# WHAT YOU WILL DO
Select each line where the word "Guatire" appears.

——————

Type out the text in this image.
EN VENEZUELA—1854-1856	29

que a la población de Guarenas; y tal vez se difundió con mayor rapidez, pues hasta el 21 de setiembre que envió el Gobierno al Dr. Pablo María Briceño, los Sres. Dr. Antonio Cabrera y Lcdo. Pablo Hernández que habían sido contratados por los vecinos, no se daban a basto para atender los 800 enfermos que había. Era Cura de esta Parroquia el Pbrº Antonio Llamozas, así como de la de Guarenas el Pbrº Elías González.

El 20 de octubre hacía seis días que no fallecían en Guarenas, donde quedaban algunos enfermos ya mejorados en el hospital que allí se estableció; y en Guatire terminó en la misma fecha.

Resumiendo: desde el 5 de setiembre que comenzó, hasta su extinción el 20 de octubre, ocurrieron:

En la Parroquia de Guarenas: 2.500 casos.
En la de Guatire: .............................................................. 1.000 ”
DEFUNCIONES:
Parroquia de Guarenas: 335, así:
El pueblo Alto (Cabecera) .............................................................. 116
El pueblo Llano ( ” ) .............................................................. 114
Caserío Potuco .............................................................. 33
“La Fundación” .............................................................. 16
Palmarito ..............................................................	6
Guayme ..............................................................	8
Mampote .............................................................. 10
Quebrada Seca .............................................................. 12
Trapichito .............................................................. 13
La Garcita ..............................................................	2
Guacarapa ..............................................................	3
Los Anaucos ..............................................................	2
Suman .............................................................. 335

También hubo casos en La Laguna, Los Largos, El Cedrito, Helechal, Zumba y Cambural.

——————

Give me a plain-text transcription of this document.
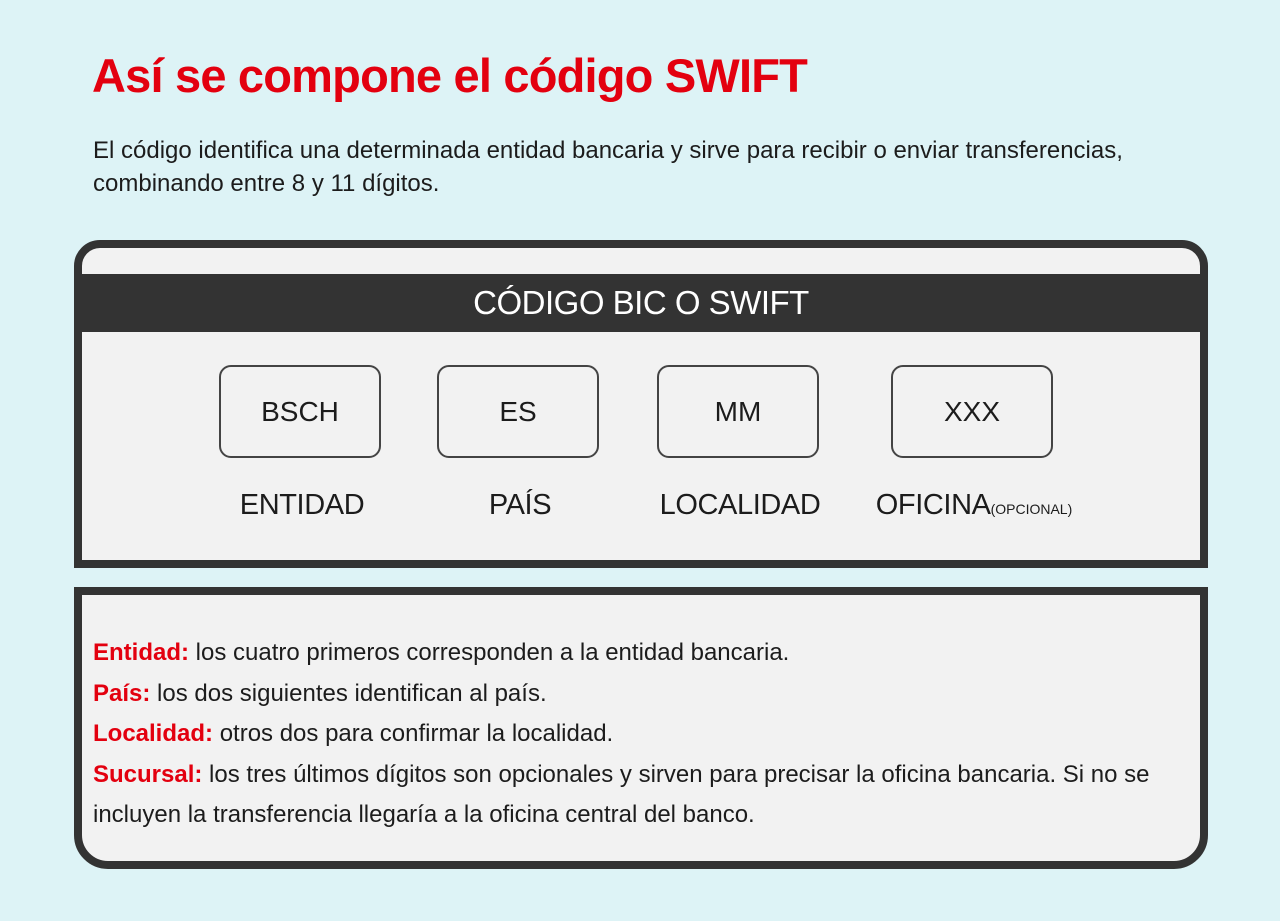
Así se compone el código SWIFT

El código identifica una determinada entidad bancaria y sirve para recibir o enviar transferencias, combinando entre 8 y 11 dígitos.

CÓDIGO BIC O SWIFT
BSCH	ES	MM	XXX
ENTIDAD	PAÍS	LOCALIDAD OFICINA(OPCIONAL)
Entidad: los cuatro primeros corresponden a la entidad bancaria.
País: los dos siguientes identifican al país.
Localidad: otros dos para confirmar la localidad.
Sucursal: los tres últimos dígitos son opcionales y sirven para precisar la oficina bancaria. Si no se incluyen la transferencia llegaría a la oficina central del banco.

——————

# WORKED SOLUTION
El 20 de octubre hacía seis días que no fallecían en Guarenas, donde quedaban algunos enfermos ya mejorados en el hospital que allí se estableció; y en Guatire terminó en la misma fecha.
En la de Guatire: .............................................................. 1.000 ”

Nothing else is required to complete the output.